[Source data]
□ □ □ □ □

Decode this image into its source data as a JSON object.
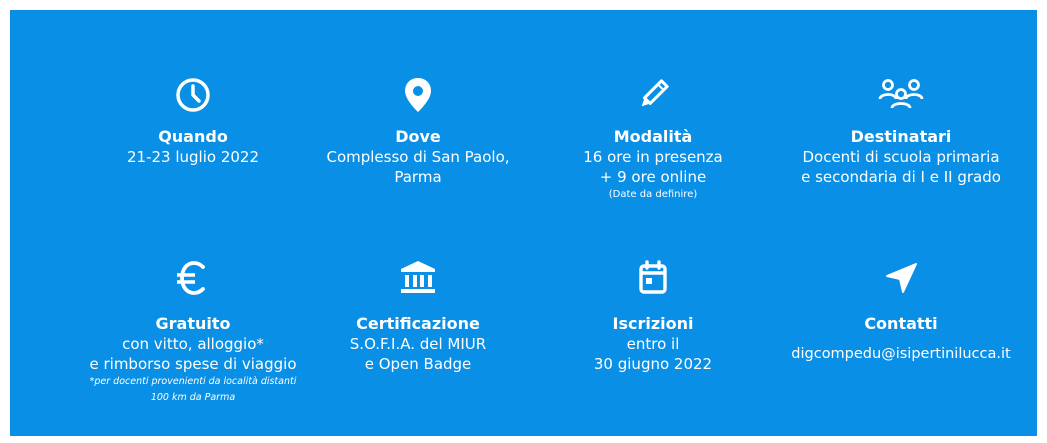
{
  "colors": {
    "background": "#0a8fe6",
    "foreground": "#ffffff"
  },
  "items": [
    {
      "icon": "clock-icon",
      "title": "Quando",
      "lines": [
        "21-23 luglio 2022"
      ]
    },
    {
      "icon": "location-pin-icon",
      "title": "Dove",
      "lines": [
        "Complesso di San Paolo,",
        "Parma"
      ]
    },
    {
      "icon": "pencil-icon",
      "title": "Modalità",
      "lines": [
        "16 ore in presenza",
        "+ 9 ore online"
      ],
      "note": "(Date da definire)"
    },
    {
      "icon": "people-icon",
      "title": "Destinatari",
      "lines": [
        "Docenti di scuola primaria",
        "e secondaria di I e II grado"
      ]
    },
    {
      "icon": "euro-icon",
      "title": "Gratuito",
      "lines": [
        "con vitto,  alloggio*",
        "e rimborso spese di viaggio"
      ],
      "notes": [
        "*per docenti provenienti da località distanti",
        "100 km da Parma"
      ]
    },
    {
      "icon": "institution-icon",
      "title": "Certificazione",
      "lines": [
        "S.O.F.I.A. del MIUR",
        "e Open Badge"
      ]
    },
    {
      "icon": "calendar-icon",
      "title": "Iscrizioni",
      "lines": [
        "entro il",
        "30 giugno 2022"
      ]
    },
    {
      "icon": "navigation-arrow-icon",
      "title": "Contatti",
      "lines": [
        "digcompedu@isipertinilucca.it"
      ]
    }
  ]
}
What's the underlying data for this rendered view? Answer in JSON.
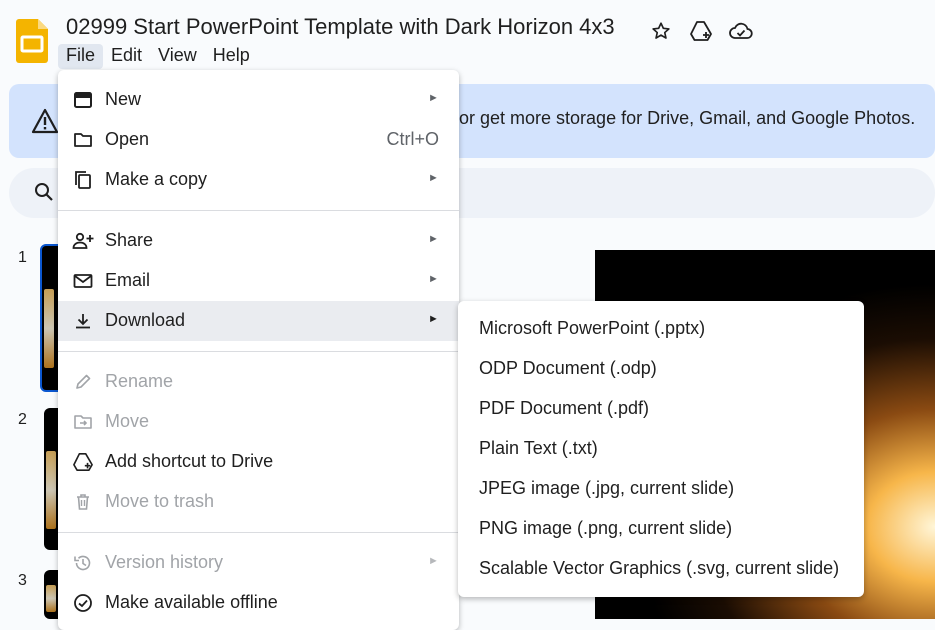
{
  "header": {
    "title": "02999 Start PowerPoint Template with Dark Horizon 4x3",
    "icons": [
      "star-icon",
      "move-to-drive-icon",
      "cloud-saved-icon"
    ],
    "accent_color": "#f4b400"
  },
  "menubar": {
    "items": [
      "File",
      "Edit",
      "View",
      "Help"
    ],
    "active": "File"
  },
  "banner": {
    "text": "or get more storage for Drive, Gmail, and Google Photos.",
    "background": "#d3e3fd"
  },
  "slides": {
    "numbers": [
      "1",
      "2",
      "3"
    ]
  },
  "file_menu": {
    "items": [
      {
        "label": "New",
        "icon": "new-presentation-icon",
        "submenu": true
      },
      {
        "label": "Open",
        "icon": "folder-icon",
        "shortcut": "Ctrl+O"
      },
      {
        "label": "Make a copy",
        "icon": "copy-icon",
        "submenu": true
      },
      {
        "label": "Share",
        "icon": "person-add-icon",
        "submenu": true
      },
      {
        "label": "Email",
        "icon": "mail-icon",
        "submenu": true
      },
      {
        "label": "Download",
        "icon": "download-icon",
        "submenu": true,
        "highlighted": true
      },
      {
        "label": "Rename",
        "icon": "pencil-icon",
        "disabled": true
      },
      {
        "label": "Move",
        "icon": "move-folder-icon",
        "disabled": true
      },
      {
        "label": "Add shortcut to Drive",
        "icon": "add-to-drive-icon"
      },
      {
        "label": "Move to trash",
        "icon": "trash-icon",
        "disabled": true
      },
      {
        "label": "Version history",
        "icon": "history-icon",
        "submenu": true,
        "disabled": true
      },
      {
        "label": "Make available offline",
        "icon": "offline-check-icon"
      }
    ],
    "arrow_glyph": "►"
  },
  "download_submenu": {
    "items": [
      "Microsoft PowerPoint (.pptx)",
      "ODP Document (.odp)",
      "PDF Document (.pdf)",
      "Plain Text (.txt)",
      "JPEG image (.jpg, current slide)",
      "PNG image (.png, current slide)",
      "Scalable Vector Graphics (.svg, current slide)"
    ]
  }
}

□ □ □ □ □

• [Given exercise]: Every line above should be returned word for word, with the pictures left behind.

• [Result of the task]:
Decode this image into its source data as a JSON object.
{
  "colors": {
    "background": "#0a8fe6",
    "foreground": "#ffffff"
  },
  "items": [
    {
      "icon": "clock-icon",
      "title": "Quando",
      "lines": [
        "21-23 luglio 2022"
      ]
    },
    {
      "icon": "location-pin-icon",
      "title": "Dove",
      "lines": [
        "Complesso di San Paolo,",
        "Parma"
      ]
    },
    {
      "icon": "pencil-icon",
      "title": "Modalità",
      "lines": [
        "16 ore in presenza",
        "+ 9 ore online"
      ],
      "note": "(Date da definire)"
    },
    {
      "icon": "people-icon",
      "title": "Destinatari",
      "lines": [
        "Docenti di scuola primaria",
        "e secondaria di I e II grado"
      ]
    },
    {
      "icon": "euro-icon",
      "title": "Gratuito",
      "lines": [
        "con vitto,  alloggio*",
        "e rimborso spese di viaggio"
      ],
      "notes": [
        "*per docenti provenienti da località distanti",
        "100 km da Parma"
      ]
    },
    {
      "icon": "institution-icon",
      "title": "Certificazione",
      "lines": [
        "S.O.F.I.A. del MIUR",
        "e Open Badge"
      ]
    },
    {
      "icon": "calendar-icon",
      "title": "Iscrizioni",
      "lines": [
        "entro il",
        "30 giugno 2022"
      ]
    },
    {
      "icon": "navigation-arrow-icon",
      "title": "Contatti",
      "lines": [
        "digcompedu@isipertinilucca.it"
      ]
    }
  ]
}
What's the underlying data for this rendered view? Answer in JSON.
{
  "header": {
    "title": "02999 Start PowerPoint Template with Dark Horizon 4x3",
    "icons": [
      "star-icon",
      "move-to-drive-icon",
      "cloud-saved-icon"
    ],
    "accent_color": "#f4b400"
  },
  "menubar": {
    "items": [
      "File",
      "Edit",
      "View",
      "Help"
    ],
    "active": "File"
  },
  "banner": {
    "text": "or get more storage for Drive, Gmail, and Google Photos.",
    "background": "#d3e3fd"
  },
  "slides": {
    "numbers": [
      "1",
      "2",
      "3"
    ]
  },
  "file_menu": {
    "items": [
      {
        "label": "New",
        "icon": "new-presentation-icon",
        "submenu": true
      },
      {
        "label": "Open",
        "icon": "folder-icon",
        "shortcut": "Ctrl+O"
      },
      {
        "label": "Make a copy",
        "icon": "copy-icon",
        "submenu": true
      },
      {
        "label": "Share",
        "icon": "person-add-icon",
        "submenu": true
      },
      {
        "label": "Email",
        "icon": "mail-icon",
        "submenu": true
      },
      {
        "label": "Download",
        "icon": "download-icon",
        "submenu": true,
        "highlighted": true
      },
      {
        "label": "Rename",
        "icon": "pencil-icon",
        "disabled": true
      },
      {
        "label": "Move",
        "icon": "move-folder-icon",
        "disabled": true
      },
      {
        "label": "Add shortcut to Drive",
        "icon": "add-to-drive-icon"
      },
      {
        "label": "Move to trash",
        "icon": "trash-icon",
        "disabled": true
      },
      {
        "label": "Version history",
        "icon": "history-icon",
        "submenu": true,
        "disabled": true
      },
      {
        "label": "Make available offline",
        "icon": "offline-check-icon"
      }
    ],
    "arrow_glyph": "►"
  },
  "download_submenu": {
    "items": [
      "Microsoft PowerPoint (.pptx)",
      "ODP Document (.odp)",
      "PDF Document (.pdf)",
      "Plain Text (.txt)",
      "JPEG image (.jpg, current slide)",
      "PNG image (.png, current slide)",
      "Scalable Vector Graphics (.svg, current slide)"
    ]
  }
}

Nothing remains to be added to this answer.